◆ **Collected data entries**:
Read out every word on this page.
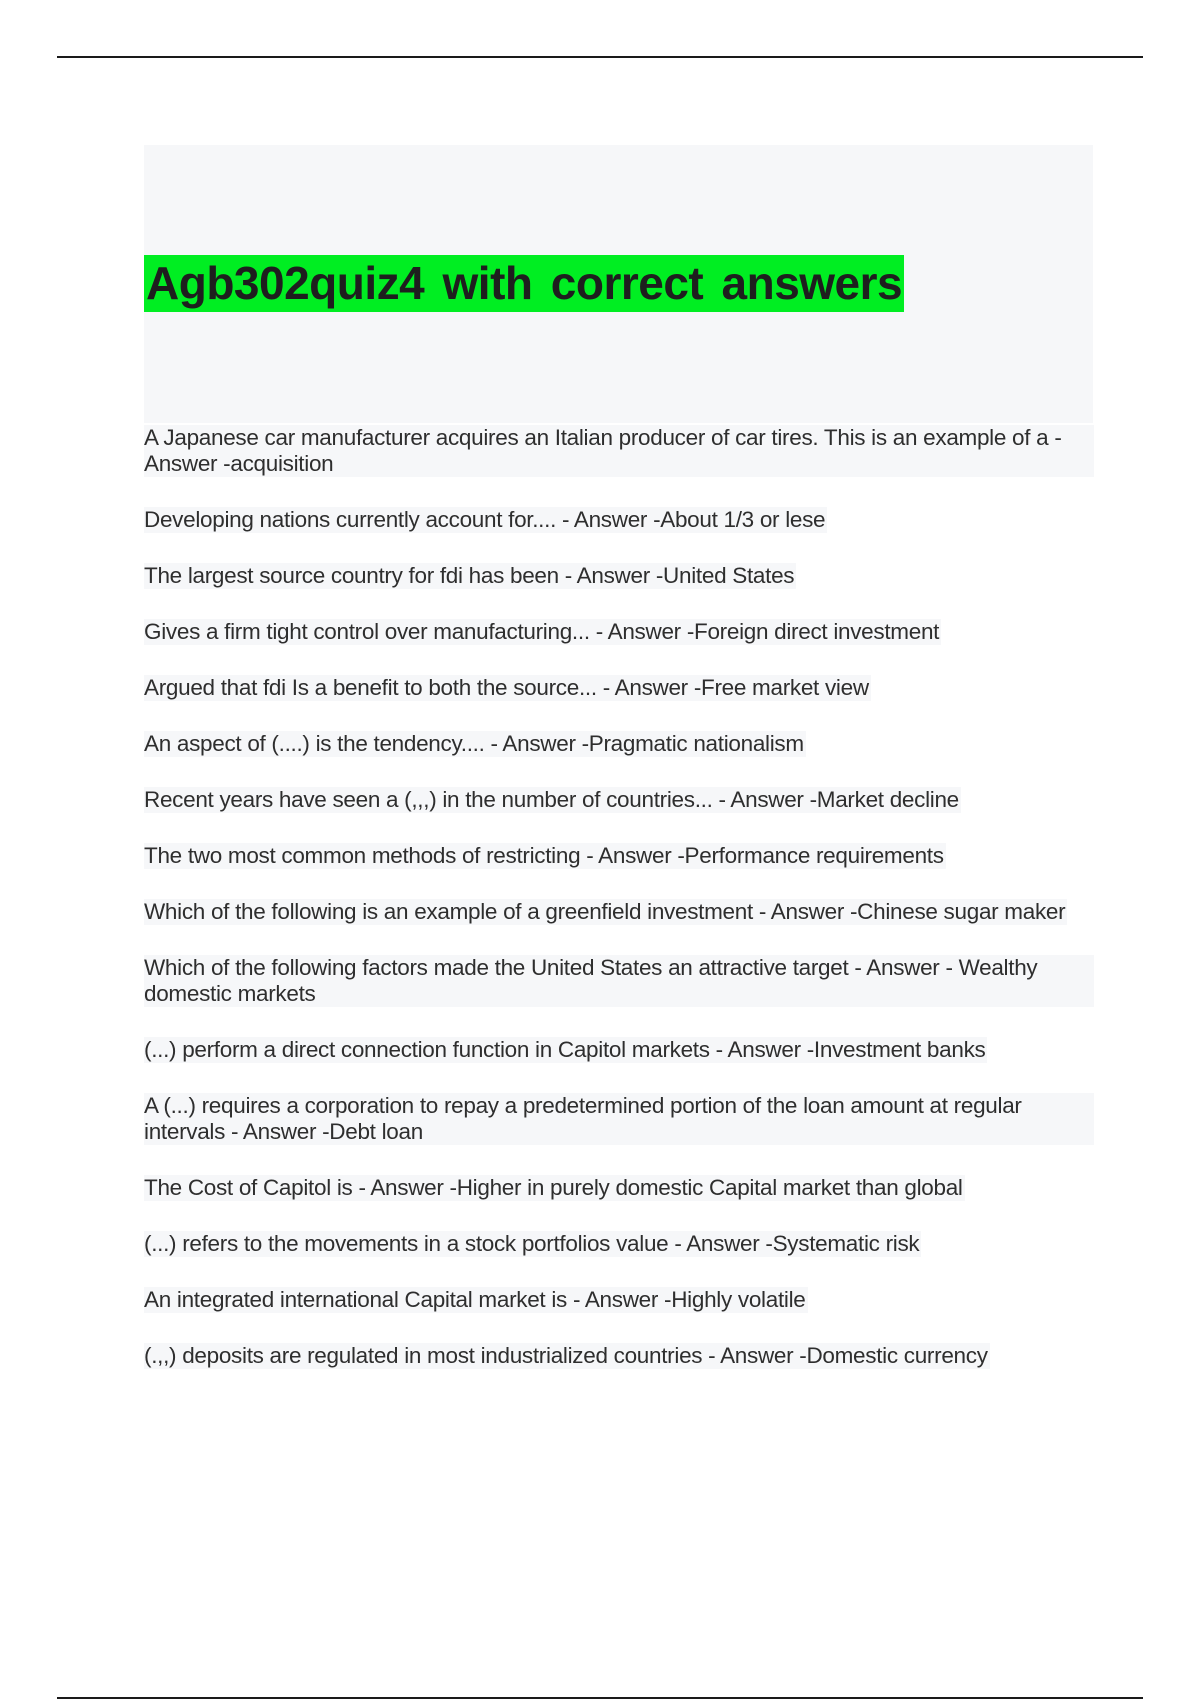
Agb302quiz4 with correct answers
A Japanese car manufacturer acquires an Italian producer of car tires. This is an example of a - Answer -acquisition
Developing nations currently account for.... - Answer -About 1/3 or lese
The largest source country for fdi has been - Answer -United States
Gives a firm tight control over manufacturing... - Answer -Foreign direct investment
Argued that fdi Is a benefit to both the source... - Answer -Free market view
An aspect of (....) is the tendency.... - Answer -Pragmatic nationalism
Recent years have seen a (,,,) in the number of countries... - Answer -Market decline
The two most common methods of restricting - Answer -Performance requirements
Which of the following is an example of a greenfield investment - Answer -Chinese sugar maker
Which of the following factors made the United States an attractive target - Answer - Wealthy domestic markets
(...) perform a direct connection function in Capitol markets - Answer -Investment banks
A (...) requires a corporation to repay a predetermined portion of the loan amount at regular intervals - Answer -Debt loan
The Cost of Capitol is - Answer -Higher in purely domestic Capital market than global
(...) refers to the movements in a stock portfolios value - Answer -Systematic risk
An integrated international Capital market is - Answer -Highly volatile
(.,,) deposits are regulated in most industrialized countries - Answer -Domestic currency
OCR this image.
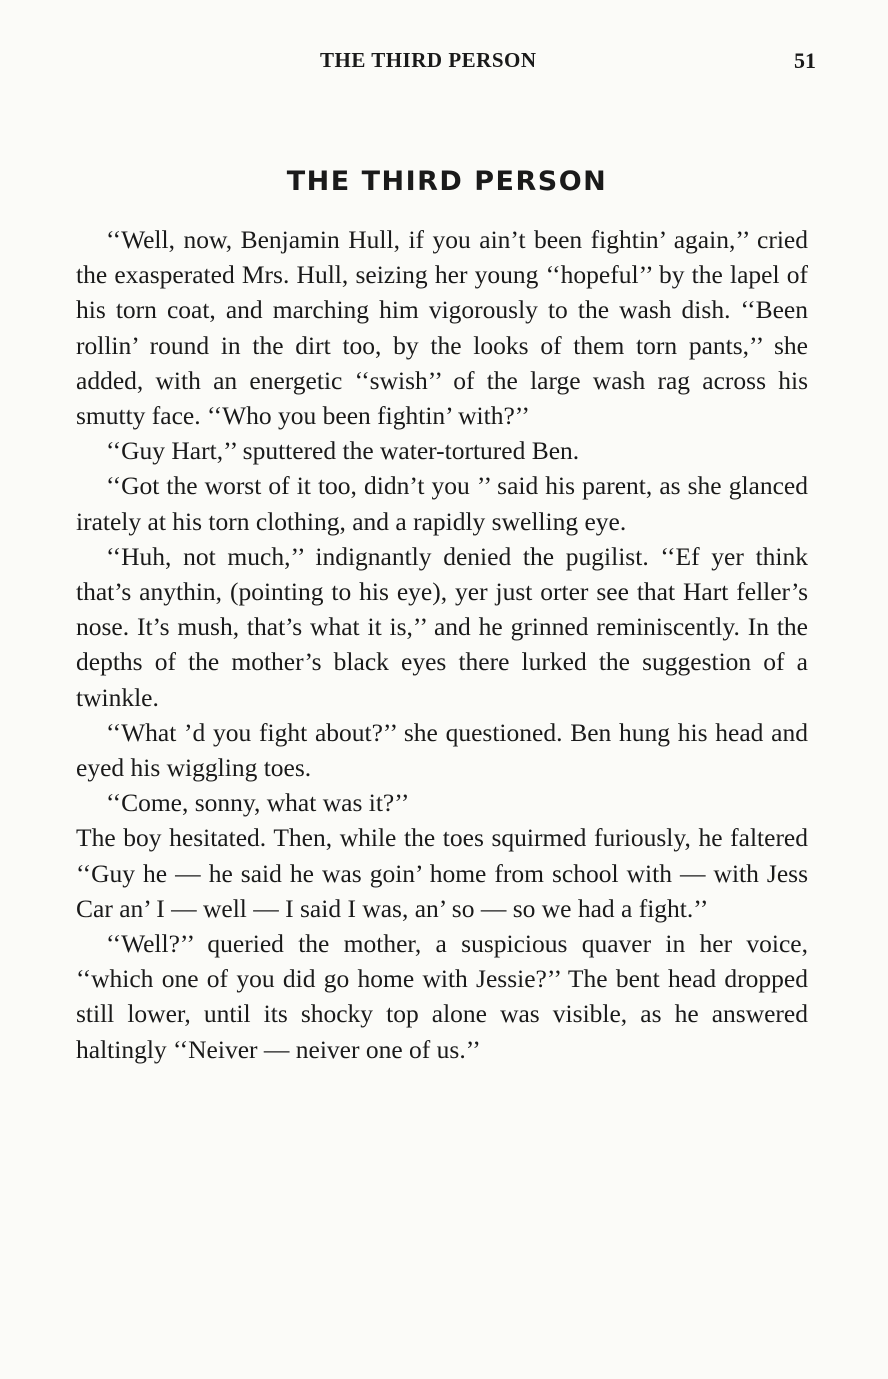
THE THIRD PERSON	51
THE THIRD PERSON

‘‘Well, now, Benjamin Hull, if you ain’t been fightin’ again,’’ cried the exasperated Mrs. Hull, seizing her young ‘‘hopeful’’ by the lapel of his torn coat, and marching him vigorously to the wash dish. ‘‘Been rollin’ round in the dirt too, by the looks of them torn pants,’’ she added, with an energetic ‘‘swish’’ of the large wash rag across his smutty face. ‘‘Who you been fightin’ with?’’

‘‘Guy Hart,’’ sputtered the water-tortured Ben.

‘‘Got the worst of it too, didn’t you ’’ said his parent, as she glanced irately at his torn clothing, and a rapidly swelling eye.

‘‘Huh, not much,’’ indignantly denied the pugilist. ‘‘Ef yer think that’s anythin, (pointing to his eye), yer just orter see that Hart feller’s nose. It’s mush, that’s what it is,’’ and he grinned reminiscently. In the depths of the mother’s black eyes there lurked the suggestion of a twinkle.

‘‘What ’d you fight about?’’ she questioned. Ben hung his head and eyed his wiggling toes.

‘‘Come, sonny, what was it?’’

The boy hesitated. Then, while the toes squirmed furiously, he faltered ‘‘Guy he — he said he was goin’ home from school with — with Jess Car an’ I — well — I said I was, an’ so — so we had a fight.’’

‘‘Well?’’ queried the mother, a suspicious quaver in her voice, ‘‘which one of you did go home with Jessie?’’ The bent head dropped still lower, until its shocky top alone was visible, as he answered haltingly ‘‘Neiver — neiver one of us.’’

◆ **Objective**: In the records above, locate the lines holding the word "following". Copy each of them.

◆ **Response to this task**:
Which of the following is an example of a greenfield investment - Answer -Chinese sugar maker
Which of the following factors made the United States an attractive target - Answer - Wealthy domestic markets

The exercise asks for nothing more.